▶ Zu erledigen:
**a.** Gib bitte den Abschnitt des Textes über die Kommunalwahlen in Polen zwischen „Polen: Kommunalwahlen als“ und „die Bürgermeisterposten halten.“, beides eingeschlossen, wortgetreu wieder.
**b.** Ordne die Zeilen der Einträge vom Anfang der Einträge bis zur Zeile mit „mesh-line-y: [942, 215, 1229, 544]“, beide Enden eingeschlossen, als Markdown-Tabelle mit den Spalten „Nr.“ und „Zeile“ an. Leere Zeilen lässt du weg.

▶ Seitentext:
------------------------------------

Polen: Kommunalwahlen als Stimmungstest für Tusk
Die frühere nationalkonservative Regierungspartei PiS ist laut Prognosen stärkste Kraft in Polens Regional- und Kommunalwahlen am Sonntag geworden. Dennoch konnte das Regierungslager ein ähnlich starkes Ergebnis wie in der Parlamentswahl im Oktober erreichen und in Warschau und Gdansk die Bürgermeisterposten halten.
PiS-Wähler haben keine Alternative
Die Frankfurter Allgemeine Zeitung erklärt die Stärke der ehemaligen Regierungspartei:
„[D]ie PiS [repräsentiert] die große Gruppe der Polen, die national, katholisch und konservativ eingestellt sind. Wollen diese Menschen nicht für Parteien stimmen, die ihnen weltanschaulich fern sind, haben sie keine Alternative zur PiS. Hinzu kommt, dass der Erfolg der Partei in lokalen Hochburgen auch auf fest in ihren Kommunen verankerten Lokalpolitikern beruht, die im Gegensatz zu der von Ideologie und Machtstreben getriebenen Führung der Partei in Warschau rein pragmatisch handeln. Ohne Partei mit dem weltanschaulichen Profil der PiS hätten viele Polen keine politische Vertretung. Zugleich aber ist die PiS in der Gestalt, in der sie derzeit auftritt, eine Gefahr für die Demokratie.“
Selbstkritik ist keine Schwäche
Der Tages-Anzeiger lobt den neuen Kommunikationsstil im Land:
„Tusk gratuliert und dankt, weist aber vor allem sofort auf die Mängel hin, darauf, dass auf dem Land und im Osten die Mobilisierung von Wählern wieder nicht funktioniert hat, dass die jungen Wähler ferngeblieben sind. Auch seine Koalitionspartner üben Selbstkritik, treten demütig auf, versprechen, härter und besser zu arbeiten. Das sind Töne, die man von einer PiS-Regierung niemals hörte. Die schwamm in Selbstlob und Herabwürdigungen der Gegner. Aber zu einer demokratischen und nicht nur demokratisch gewählten Regierung gehört, dass Dinge ausdiskutiert, auch mal revidiert und Fehler eingestanden werden. ... Das ist keine Schwäche dieser Regierung, das ist ihre Stärke.“
Nur ein Zwischenspiel?

------------------------------------

▶ Zu verwendende Einträge:

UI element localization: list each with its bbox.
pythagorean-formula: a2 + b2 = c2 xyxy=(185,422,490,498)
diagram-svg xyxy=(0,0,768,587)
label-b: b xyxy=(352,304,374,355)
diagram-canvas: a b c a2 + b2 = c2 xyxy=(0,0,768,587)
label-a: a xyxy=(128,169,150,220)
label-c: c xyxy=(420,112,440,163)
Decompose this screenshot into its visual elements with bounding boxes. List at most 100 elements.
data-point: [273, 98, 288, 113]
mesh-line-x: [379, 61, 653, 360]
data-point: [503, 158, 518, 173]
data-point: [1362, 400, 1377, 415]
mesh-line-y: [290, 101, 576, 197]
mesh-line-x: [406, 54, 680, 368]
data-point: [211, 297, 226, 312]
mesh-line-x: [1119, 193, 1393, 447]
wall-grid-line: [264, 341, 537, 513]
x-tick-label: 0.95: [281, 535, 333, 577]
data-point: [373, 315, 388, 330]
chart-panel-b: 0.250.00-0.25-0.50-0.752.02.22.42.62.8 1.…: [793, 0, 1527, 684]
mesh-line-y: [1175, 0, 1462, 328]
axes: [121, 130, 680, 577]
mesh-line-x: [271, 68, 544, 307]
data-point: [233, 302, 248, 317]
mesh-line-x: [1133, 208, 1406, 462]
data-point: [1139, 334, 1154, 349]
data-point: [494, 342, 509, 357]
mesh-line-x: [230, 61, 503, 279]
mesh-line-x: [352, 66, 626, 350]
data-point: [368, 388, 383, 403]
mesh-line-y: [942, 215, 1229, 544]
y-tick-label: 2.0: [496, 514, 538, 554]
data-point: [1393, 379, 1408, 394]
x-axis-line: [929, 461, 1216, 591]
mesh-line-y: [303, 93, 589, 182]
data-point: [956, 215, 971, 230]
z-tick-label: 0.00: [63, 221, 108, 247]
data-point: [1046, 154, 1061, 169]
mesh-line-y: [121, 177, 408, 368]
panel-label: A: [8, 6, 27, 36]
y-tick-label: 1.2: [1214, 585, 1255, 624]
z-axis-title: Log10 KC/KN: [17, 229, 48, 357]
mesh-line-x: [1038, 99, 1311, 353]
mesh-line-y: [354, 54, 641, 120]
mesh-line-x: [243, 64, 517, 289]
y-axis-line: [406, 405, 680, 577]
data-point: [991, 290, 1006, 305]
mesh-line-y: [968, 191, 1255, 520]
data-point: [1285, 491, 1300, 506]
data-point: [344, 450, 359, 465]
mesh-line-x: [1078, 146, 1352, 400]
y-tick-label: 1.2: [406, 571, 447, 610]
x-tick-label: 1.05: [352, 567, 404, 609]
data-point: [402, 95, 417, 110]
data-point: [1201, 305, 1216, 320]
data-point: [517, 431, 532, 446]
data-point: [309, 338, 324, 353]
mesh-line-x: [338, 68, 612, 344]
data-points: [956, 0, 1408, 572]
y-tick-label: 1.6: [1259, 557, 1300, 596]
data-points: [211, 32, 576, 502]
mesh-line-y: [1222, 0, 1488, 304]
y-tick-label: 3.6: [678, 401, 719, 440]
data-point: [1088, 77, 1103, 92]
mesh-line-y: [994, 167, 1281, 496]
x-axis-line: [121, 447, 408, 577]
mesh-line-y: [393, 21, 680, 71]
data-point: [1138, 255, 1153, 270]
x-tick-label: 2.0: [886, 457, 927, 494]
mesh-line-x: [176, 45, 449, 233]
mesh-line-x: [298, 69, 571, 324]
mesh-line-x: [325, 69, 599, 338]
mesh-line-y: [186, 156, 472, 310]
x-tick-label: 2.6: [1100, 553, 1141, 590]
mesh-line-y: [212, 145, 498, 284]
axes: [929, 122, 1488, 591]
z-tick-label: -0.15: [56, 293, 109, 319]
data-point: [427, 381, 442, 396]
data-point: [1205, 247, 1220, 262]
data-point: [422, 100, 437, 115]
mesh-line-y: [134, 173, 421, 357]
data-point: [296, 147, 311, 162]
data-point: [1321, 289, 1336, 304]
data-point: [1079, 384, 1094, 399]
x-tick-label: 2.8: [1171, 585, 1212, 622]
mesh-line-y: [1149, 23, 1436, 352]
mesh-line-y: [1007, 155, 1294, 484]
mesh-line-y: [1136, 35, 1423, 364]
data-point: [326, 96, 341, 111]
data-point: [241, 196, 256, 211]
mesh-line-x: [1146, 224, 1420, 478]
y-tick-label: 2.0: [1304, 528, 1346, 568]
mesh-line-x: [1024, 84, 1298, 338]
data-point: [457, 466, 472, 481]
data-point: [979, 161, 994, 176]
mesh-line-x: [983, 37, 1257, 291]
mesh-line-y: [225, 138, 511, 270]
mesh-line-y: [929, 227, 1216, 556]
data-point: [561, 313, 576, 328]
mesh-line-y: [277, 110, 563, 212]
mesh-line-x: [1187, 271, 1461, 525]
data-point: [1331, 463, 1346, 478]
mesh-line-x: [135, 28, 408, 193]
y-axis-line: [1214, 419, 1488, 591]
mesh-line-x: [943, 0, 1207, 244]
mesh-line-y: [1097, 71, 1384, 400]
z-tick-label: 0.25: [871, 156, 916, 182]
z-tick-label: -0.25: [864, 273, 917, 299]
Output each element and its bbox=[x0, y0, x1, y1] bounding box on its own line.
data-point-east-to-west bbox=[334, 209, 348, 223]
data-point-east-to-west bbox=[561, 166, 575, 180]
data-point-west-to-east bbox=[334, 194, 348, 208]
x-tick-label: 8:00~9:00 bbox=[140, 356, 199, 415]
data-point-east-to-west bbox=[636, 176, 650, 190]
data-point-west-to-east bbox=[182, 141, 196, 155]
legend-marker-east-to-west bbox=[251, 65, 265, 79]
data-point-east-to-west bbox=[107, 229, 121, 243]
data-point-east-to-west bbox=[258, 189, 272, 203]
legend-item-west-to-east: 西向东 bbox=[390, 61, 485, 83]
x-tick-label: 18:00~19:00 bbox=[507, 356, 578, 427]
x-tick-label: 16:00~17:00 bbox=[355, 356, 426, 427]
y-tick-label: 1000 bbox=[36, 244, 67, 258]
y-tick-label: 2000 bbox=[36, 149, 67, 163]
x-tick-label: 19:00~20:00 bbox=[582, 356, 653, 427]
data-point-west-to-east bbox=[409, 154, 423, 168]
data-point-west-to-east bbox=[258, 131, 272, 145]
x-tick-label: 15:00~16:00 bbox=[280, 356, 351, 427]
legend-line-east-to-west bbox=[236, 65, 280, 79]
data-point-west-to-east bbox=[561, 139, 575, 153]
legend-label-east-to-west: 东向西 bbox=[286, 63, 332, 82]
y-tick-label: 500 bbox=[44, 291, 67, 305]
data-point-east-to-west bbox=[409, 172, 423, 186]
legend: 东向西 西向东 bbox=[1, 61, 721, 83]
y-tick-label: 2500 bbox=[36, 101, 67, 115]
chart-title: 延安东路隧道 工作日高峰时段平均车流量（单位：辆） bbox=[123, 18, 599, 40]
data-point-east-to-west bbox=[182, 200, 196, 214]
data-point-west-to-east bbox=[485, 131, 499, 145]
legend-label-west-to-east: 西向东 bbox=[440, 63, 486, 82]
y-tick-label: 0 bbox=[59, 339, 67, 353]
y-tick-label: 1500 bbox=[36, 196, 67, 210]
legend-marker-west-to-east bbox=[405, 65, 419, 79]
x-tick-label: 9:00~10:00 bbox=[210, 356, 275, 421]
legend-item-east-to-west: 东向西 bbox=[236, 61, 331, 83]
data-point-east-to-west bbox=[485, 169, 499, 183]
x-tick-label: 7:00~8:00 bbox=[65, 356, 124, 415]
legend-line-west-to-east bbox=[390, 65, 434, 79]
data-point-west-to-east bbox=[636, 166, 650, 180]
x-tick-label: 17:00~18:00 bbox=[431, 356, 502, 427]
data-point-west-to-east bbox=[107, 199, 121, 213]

------------------------------------

▶ Lösungen:
**a.**
Polen: Kommunalwahlen als Stimmungstest für Tusk
Die frühere nationalkonservative Regierungspartei PiS ist laut Prognosen stärkste Kraft in Polens Regional- und Kommunalwahlen am Sonntag geworden. Dennoch konnte das Regierungslager ein ähnlich starkes Ergebnis wie in der Parlamentswahl im Oktober erreichen und in Warschau und Gdansk die Bürgermeisterposten halten.

**b.**
| Nr. | Zeile |
|---|---|
| 1 | UI element localization: list each with its bbox. |
| 2 | pythagorean-formula: a2 + b2 = c2 xyxy=(185,422,490,498) |
| 3 | diagram-svg xyxy=(0,0,768,587) |
| 4 | label-b: b xyxy=(352,304,374,355) |
| 5 | diagram-canvas: a b c a2 + b2 = c2 xyxy=(0,0,768,587) |
| 6 | label-a: a xyxy=(128,169,150,220) |
| 7 | label-c: c xyxy=(420,112,440,163) |
| 8 | Decompose this screenshot into its visual elements with bounding boxes. List at most 100 elements. |
| 9 | data-point: [273, 98, 288, 113] |
| 10 | mesh-line-x: [379, 61, 653, 360] |
| 11 | data-point: [503, 158, 518, 173] |
| 12 | data-point: [1362, 400, 1377, 415] |
| 13 | mesh-line-y: [290, 101, 576, 197] |
| 14 | mesh-line-x: [406, 54, 680, 368] |
| 15 | data-point: [211, 297, 226, 312] |
| 16 | mesh-line-x: [1119, 193, 1393, 447] |
| 17 | wall-grid-line: [264, 341, 537, 513] |
| 18 | x-tick-label: 0.95: [281, 535, 333, 577] |
| 19 | data-point: [373, 315, 388, 330] |
| 20 | chart-panel-b: 0.250.00-0.25-0.50-0.752.02.22.42.62.8 1.…: [793, 0, 1527, 684] |
| 21 | mesh-line-y: [1175, 0, 1462, 328] |
| 22 | axes: [121, 130, 680, 577] |
| 23 | mesh-line-x: [271, 68, 544, 307] |
| 24 | data-point: [233, 302, 248, 317] |
| 25 | mesh-line-x: [1133, 208, 1406, 462] |
| 26 | data-point: [1139, 334, 1154, 349] |
| 27 | data-point: [494, 342, 509, 357] |
| 28 | mesh-line-x: [230, 61, 503, 279] |
| 29 | mesh-line-x: [352, 66, 626, 350] |
| 30 | data-point: [368, 388, 383, 403] |
| 31 | mesh-line-y: [942, 215, 1229, 544] |